▶ [文件段落]
- keras
- 搭建一個神經網絡
- binary classification
- Multi-class classification
- 編碼形式
- Multi-label classification
- Keras callbacks
- history callback
- Early stopping your model
- EarlyStopping and ModelCheckpoint callbacks
- 模型的保存方式
- Learning curves
- 激活函數
- Batch size and batch normalization
- Hyperparameter tuning
- keras backend
- autoencoders
- CNN
- LSTM
這個圖描述神經網絡挺形象的

keras
搭建一個神經網絡
增加各個層
compiling:compile
train:fit
predict:predict
evaluate loss:evaluate
sequence這里比較方便一點
以輸入為2,輸出層只有1為例

# Import the Sequential model and Dense layer
from keras.models import Sequential
from keras.layers import Dense
# Create a Sequential model
model = Sequential()
# Add an input layer and a hidden layer with 10 neurons
model.add(Dense(10, input_shape=(2,), activation="relu"))
# Add a 1-neuron output layer
model.add(Dense(1))
# Summarise your model
model.summary()
一個比較完整的栗子
# Instantiate a Sequential model
model = Sequential()
# Add a Dense layer with 50 neurons and an input of 1 neuron
model.add(Dense(50, input_shape=(1,), activation='relu'))
# Add two Dense layers with 50 neurons and relu activation
model.add(Dense(50, activation='relu'))
model.add(Dense(50, activation='relu'))
# End your model with a Dense layer and no activation
model.add(Dense(1))
# Compile your model
model.compile(optimizer = 'adam', loss = 'mse')
print("Training started..., this can take a while:")
# Fit your model on your data for 30 epochs
model.fit(time_steps, y_positions, epochs = 30)
# Evaluate your model
print("Final lost value:",model.evaluate(time_steps, y_positions))
# Predict the twenty minutes orbit
twenty_min_orbit = model.predict(np.arange(-10, 11))
# Plot the twenty minute orbit
plot_orbit(twenty_min_orbit)
binary classification
那輸出的dense層的激活函數是sigmoid就可以了
# Import the sequential model and dense layer
from keras.models import Sequential
from keras.layers import Dense
# Create a sequential model
model = Sequential()
# Add a dense layer
model.add(Dense(1, input_shape=(4,), activation='sigmoid'))
# Compile your model
model.compile(loss='binary_crossentropy', optimizer='sgd', metrics=['accuracy'])
# Display a summary of your model
model.summary()
# Train your model for 20 epochs,假設這里划分好了數據集
model.fit(X_train, y_train, epochs=20)
# Evaluate your model accuracy on the test set
accuracy = model.evaluate(X_test, y_test)[1]
# Print accuracy
print('Accuracy:',accuracy)
Multi-class classification
多分類的話,就是輸出的激活函數不是sigmoid了,而是softmax了
所以寫一個多分類的流程
就是
定義輸入層和隱藏層
定義更多的隱藏層
定義輸出層,輸出層的結點數量大於一
demo
定義一個含有三個隱藏層神經網絡,輸出為4分類
# Instantiate a sequential model
model = Sequential()

▶ [所附資料]
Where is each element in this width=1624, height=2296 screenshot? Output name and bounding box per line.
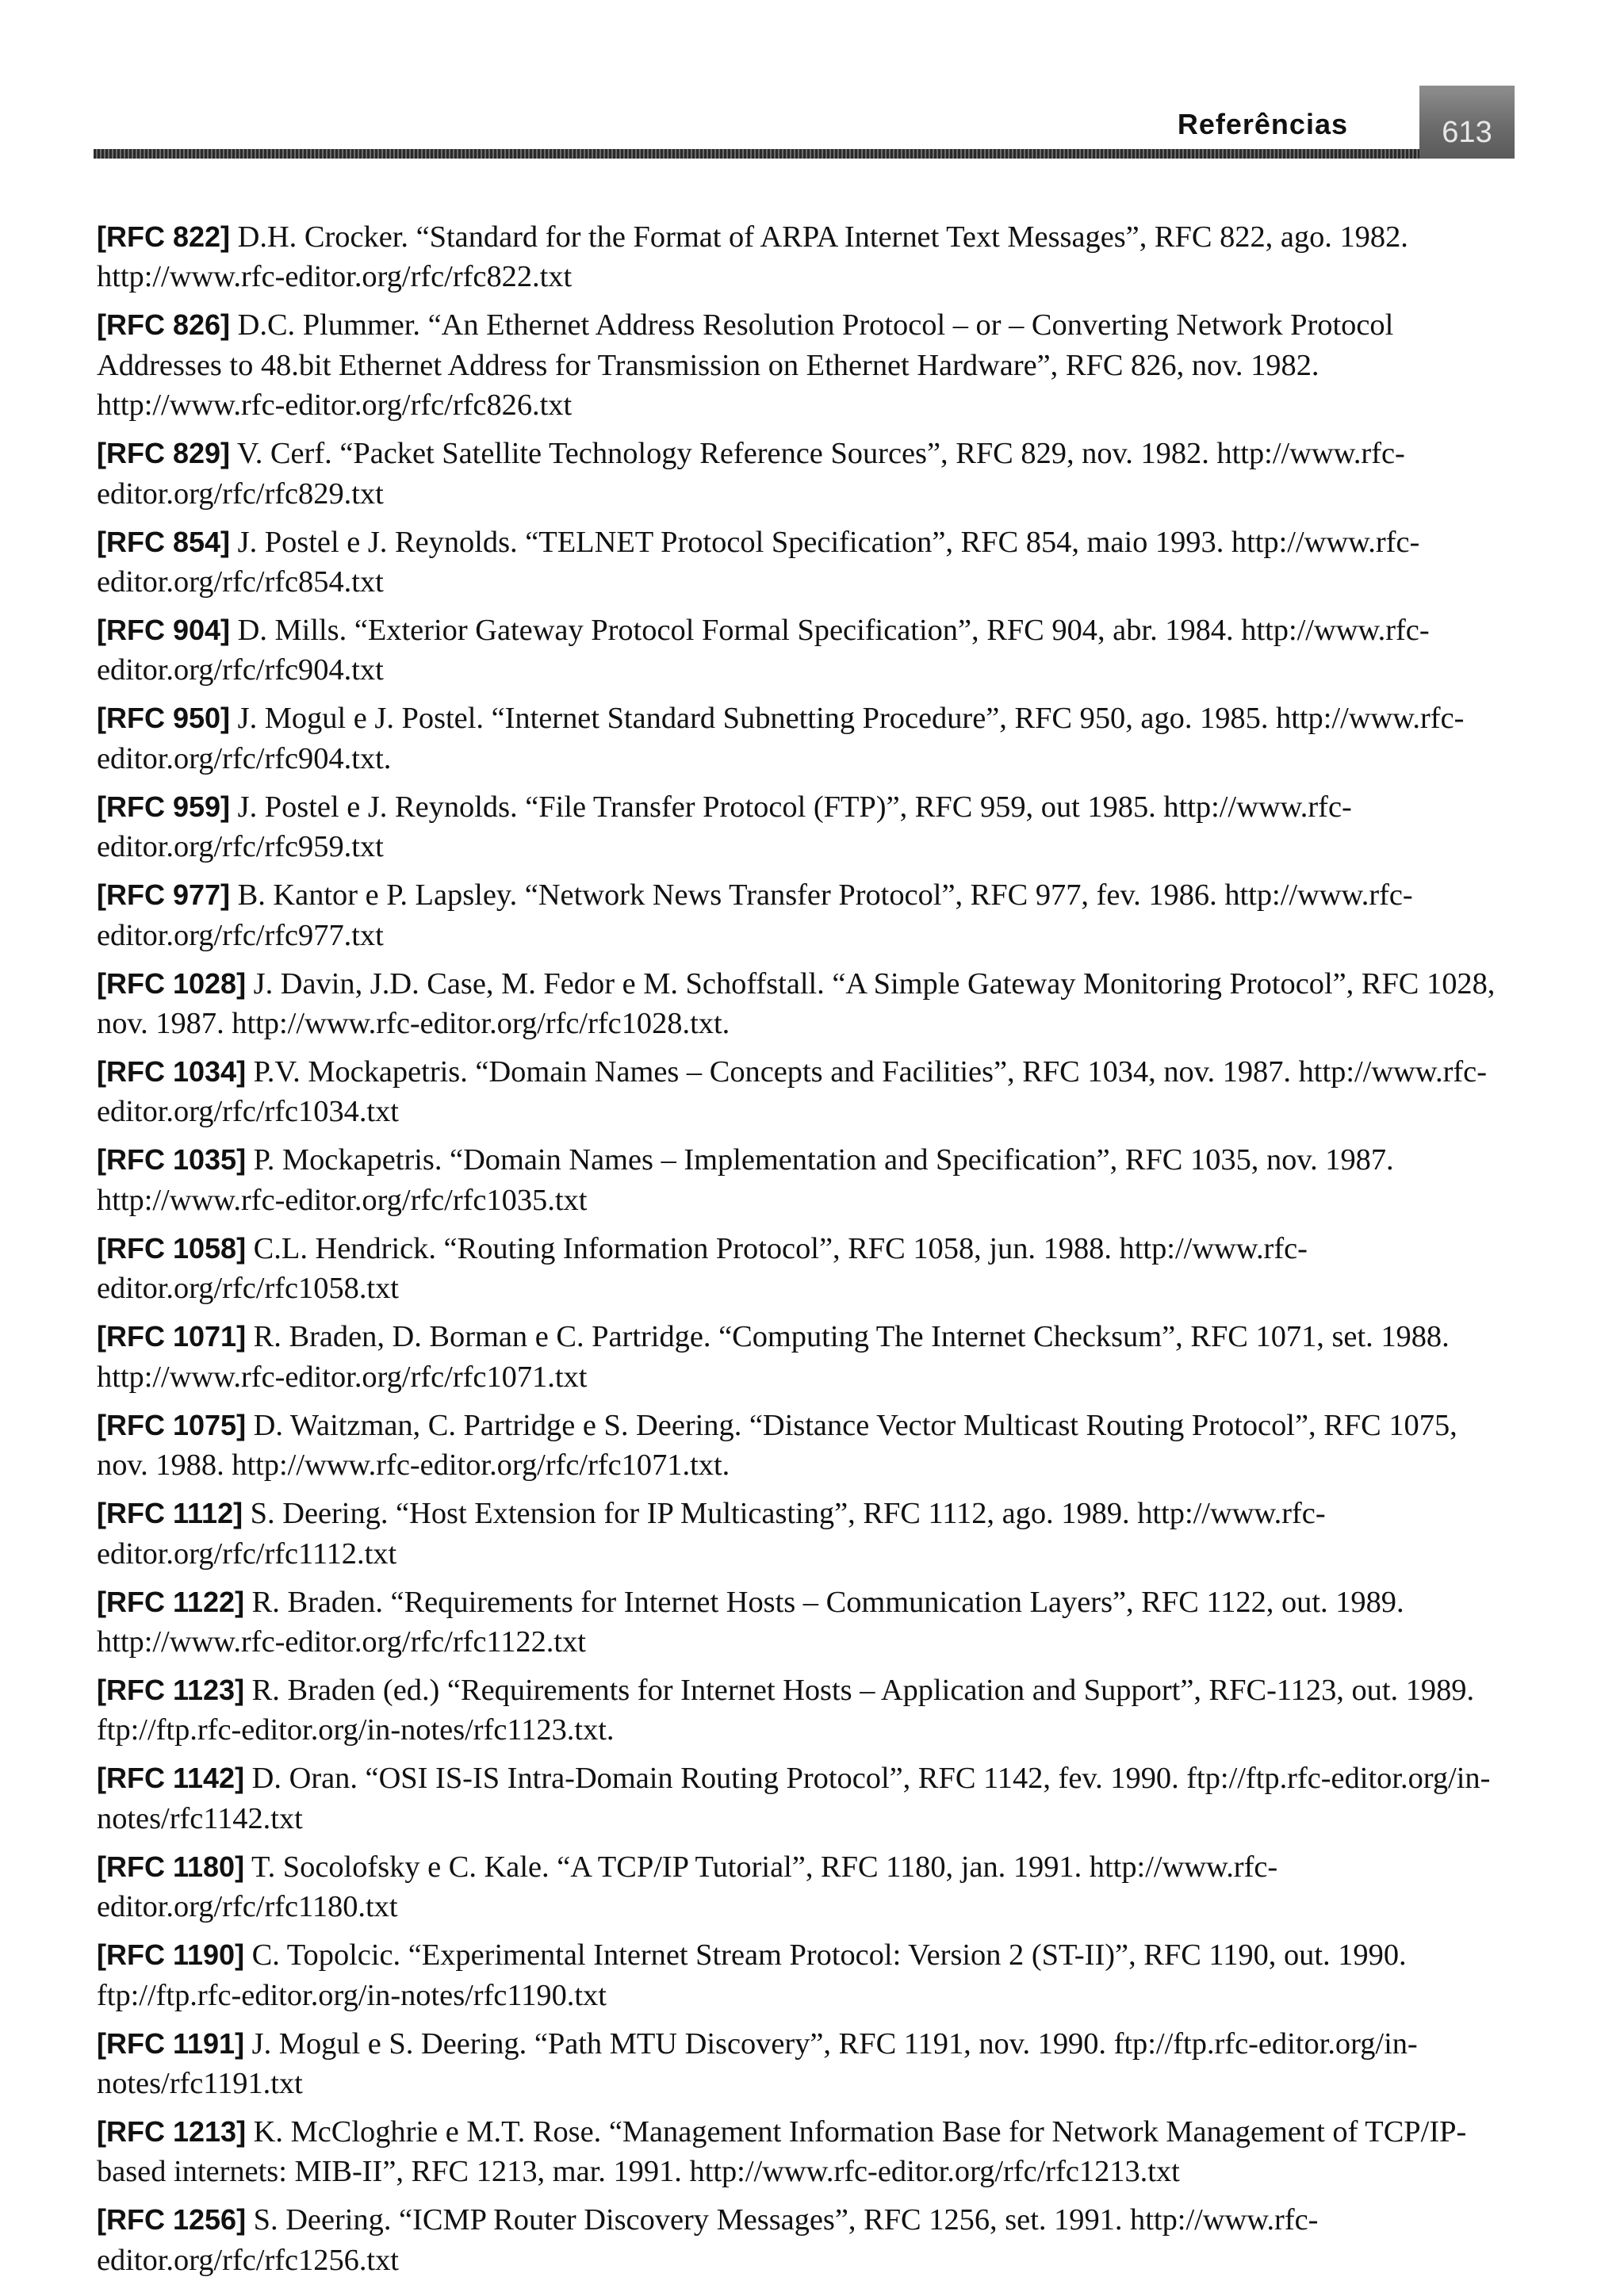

* * *

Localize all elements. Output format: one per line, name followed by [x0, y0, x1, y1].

▶ [題目要求] 請將 Keras 教學文件中自“# Plot the twenty”起、至“model.add(Dense(1, input_shape=(4,), activation='sigmoid'))”止的文字照原文輸出。

▶ [輸出結果]
# Plot the twenty minute orbit
plot_orbit(twenty_min_orbit)
binary classification
那輸出的dense層的激活函數是sigmoid就可以了
# Import the sequential model and dense layer
from keras.models import Sequential
from keras.layers import Dense
# Create a sequential model
model = Sequential()
# Add a dense layer
model.add(Dense(1, input_shape=(4,), activation='sigmoid'))